• **Extract provided**
There already is a print callback in Python (forgot the name of the
hook though), so this should be possible by providing the
encoding logic in the hook.
 
>    > > I have not touched PyUnicode_TranslateCharmap yet,
>    > > should this function also support error callbacks? Why
>    > > would one want the insert None into the mapping to
>    call
>    > > the callback?
>    >
>    > 1. Yes.
>    > 2. The user may want to e.g. restrict usage of certain
>    > character ranges. In this case the codec would be used to
>    > verify the input and an exception would indeed be useful
>    > (e.g. say you want to restrict input to Hangul + ASCII).
> 
>    OK, do we want TranslateCharmap to work exactly like 
>    encoding,
>    i.e. in case of an error should the returned replacement
>    string again be mapped through the translation mapping or
>    should it be copied to the output directly? The former would
>    be more in line with encoding, but IMHO the latter would
>    be much more useful.

• **Exercise requirements**
1 - In the codec error callback thread, substitute "handler" for "hook" and reproduce the text between "There already is" and "in the hook.", inclusive.
2 - In the codec error callback thread, what example is given of a restriction a user might place on input?
3 - Extend the codec error callback thread past its final sentence.
The dataset lines are not needed.

Rows from a dataset:

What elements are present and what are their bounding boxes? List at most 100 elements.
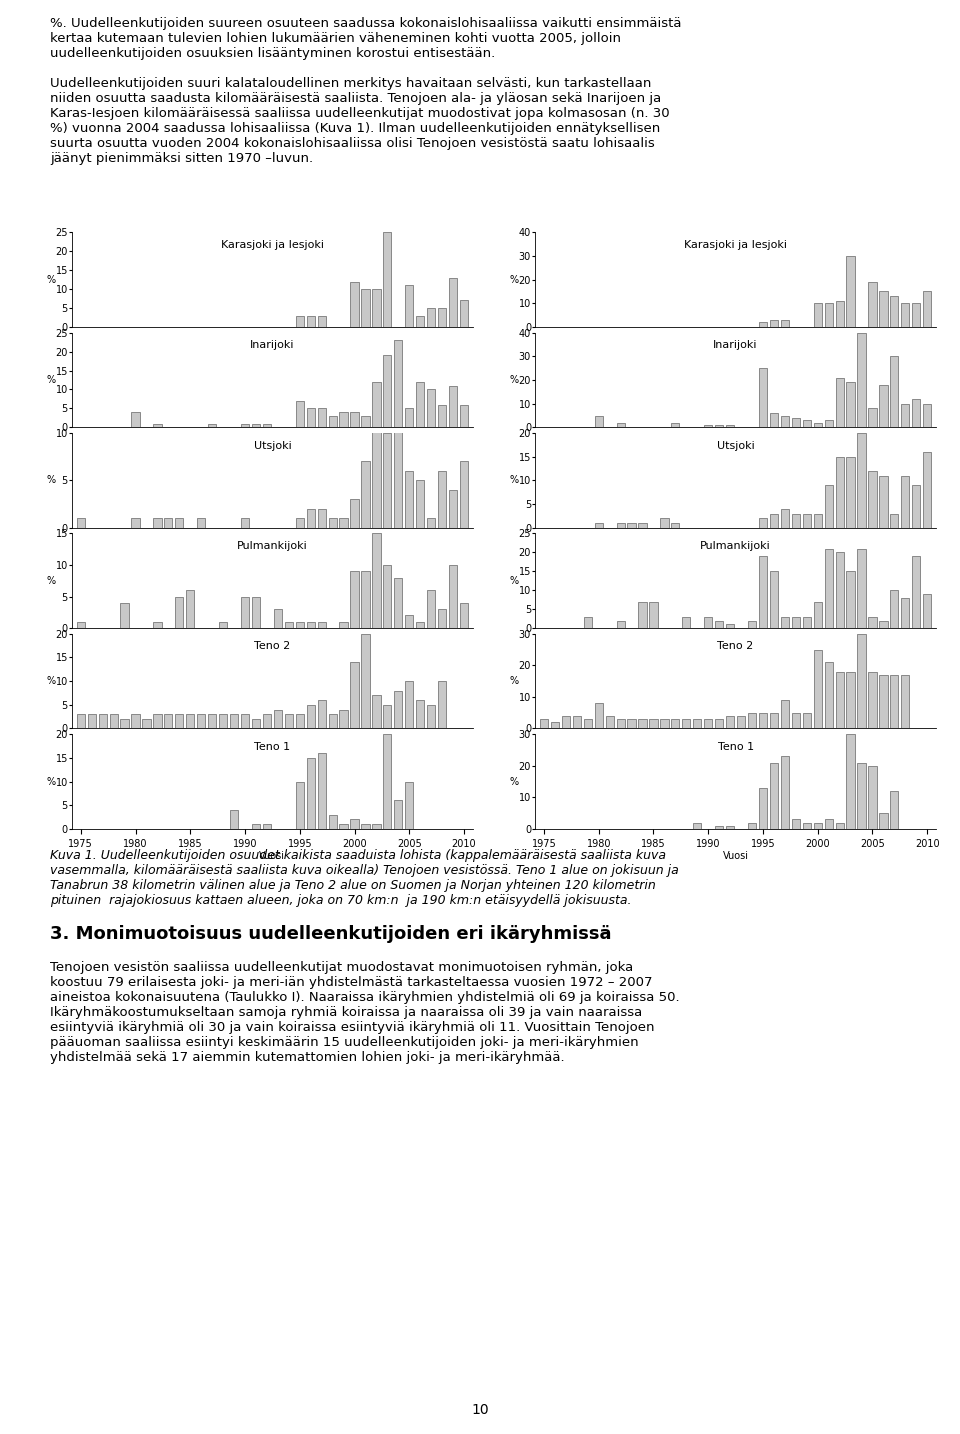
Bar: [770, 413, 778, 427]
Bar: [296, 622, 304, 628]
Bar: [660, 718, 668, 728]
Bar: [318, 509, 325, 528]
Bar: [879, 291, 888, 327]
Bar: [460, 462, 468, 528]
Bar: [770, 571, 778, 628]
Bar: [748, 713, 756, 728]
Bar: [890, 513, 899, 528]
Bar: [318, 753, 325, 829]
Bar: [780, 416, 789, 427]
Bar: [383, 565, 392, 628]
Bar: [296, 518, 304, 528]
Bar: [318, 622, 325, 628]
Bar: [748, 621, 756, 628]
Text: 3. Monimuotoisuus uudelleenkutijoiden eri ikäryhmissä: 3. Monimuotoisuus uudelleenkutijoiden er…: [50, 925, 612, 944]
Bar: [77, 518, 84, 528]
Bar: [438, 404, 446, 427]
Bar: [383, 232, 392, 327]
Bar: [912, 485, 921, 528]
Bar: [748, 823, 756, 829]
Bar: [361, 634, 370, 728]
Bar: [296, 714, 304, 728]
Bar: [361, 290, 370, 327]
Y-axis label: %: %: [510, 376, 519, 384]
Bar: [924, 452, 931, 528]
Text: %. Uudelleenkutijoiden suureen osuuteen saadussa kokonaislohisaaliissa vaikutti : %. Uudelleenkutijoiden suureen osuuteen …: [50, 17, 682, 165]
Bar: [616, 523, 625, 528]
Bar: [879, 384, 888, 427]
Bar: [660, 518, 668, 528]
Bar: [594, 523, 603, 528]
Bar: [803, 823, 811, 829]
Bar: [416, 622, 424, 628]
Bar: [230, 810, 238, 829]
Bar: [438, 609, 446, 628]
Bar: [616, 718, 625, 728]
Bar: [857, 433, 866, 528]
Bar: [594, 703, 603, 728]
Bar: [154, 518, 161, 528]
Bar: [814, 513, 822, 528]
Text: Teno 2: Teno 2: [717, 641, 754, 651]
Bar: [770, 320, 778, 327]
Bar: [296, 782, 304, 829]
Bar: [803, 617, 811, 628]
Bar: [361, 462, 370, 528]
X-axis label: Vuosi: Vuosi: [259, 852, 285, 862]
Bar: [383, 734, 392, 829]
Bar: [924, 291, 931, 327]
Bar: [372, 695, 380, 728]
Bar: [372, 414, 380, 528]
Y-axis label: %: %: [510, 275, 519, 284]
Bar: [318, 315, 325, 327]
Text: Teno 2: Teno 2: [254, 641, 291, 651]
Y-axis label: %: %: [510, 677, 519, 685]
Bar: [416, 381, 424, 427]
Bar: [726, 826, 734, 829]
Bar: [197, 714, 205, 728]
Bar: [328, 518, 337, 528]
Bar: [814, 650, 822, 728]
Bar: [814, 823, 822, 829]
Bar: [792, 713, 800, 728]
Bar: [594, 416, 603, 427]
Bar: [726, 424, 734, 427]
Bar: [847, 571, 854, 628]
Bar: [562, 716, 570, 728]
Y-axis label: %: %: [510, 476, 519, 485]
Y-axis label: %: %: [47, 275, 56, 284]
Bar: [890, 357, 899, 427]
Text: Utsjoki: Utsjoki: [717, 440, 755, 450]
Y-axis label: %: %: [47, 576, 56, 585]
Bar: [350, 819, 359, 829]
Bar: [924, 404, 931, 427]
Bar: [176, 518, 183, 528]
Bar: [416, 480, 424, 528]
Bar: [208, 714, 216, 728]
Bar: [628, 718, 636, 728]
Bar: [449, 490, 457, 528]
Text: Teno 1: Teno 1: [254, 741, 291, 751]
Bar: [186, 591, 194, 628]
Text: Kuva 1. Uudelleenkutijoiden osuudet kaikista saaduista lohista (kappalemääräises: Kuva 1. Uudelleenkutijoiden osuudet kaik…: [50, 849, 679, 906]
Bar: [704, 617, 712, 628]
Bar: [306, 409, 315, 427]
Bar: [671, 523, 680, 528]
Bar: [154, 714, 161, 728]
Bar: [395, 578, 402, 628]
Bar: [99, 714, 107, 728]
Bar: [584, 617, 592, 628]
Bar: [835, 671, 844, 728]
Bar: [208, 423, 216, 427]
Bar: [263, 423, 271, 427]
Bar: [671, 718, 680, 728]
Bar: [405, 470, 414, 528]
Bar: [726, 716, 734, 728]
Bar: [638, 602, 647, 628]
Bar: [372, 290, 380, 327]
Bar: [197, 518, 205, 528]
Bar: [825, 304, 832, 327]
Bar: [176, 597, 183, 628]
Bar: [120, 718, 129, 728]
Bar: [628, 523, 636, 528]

• **Results of the tasks**
1 -
There already is a print callback in Python (forgot the name of the
handler though), so this should be possible by providing the
encoding logic in the handler.

2 - Restricting input to Hangul + ASCII.

3 -
It's better to take the second approach (copy the callback
output directly to the output string) to avoid endless
recursion and other pitfalls.

I suppose this will also simplify the implementation somewhat.
 
>    BTW, when I implement it I can implement patch #403100
>    ("Multicharacter replacements in 
>    PyUnicode_TranslateCharmap")
>    along the way.

I've seen it; will comment on it later.
 
>    Should the old TranslateCharmap map to the new 
>    TranslateCharmapEx
>    and inherit the "multicharacter replacement" feature,
>    or
>    should I leave it as it is?

If possible, please also add the multichar replacement
to the old API. I think it is very useful and since the
old APIs work on raw buffers it would be a benefit to have
the functionality in the old implementation too.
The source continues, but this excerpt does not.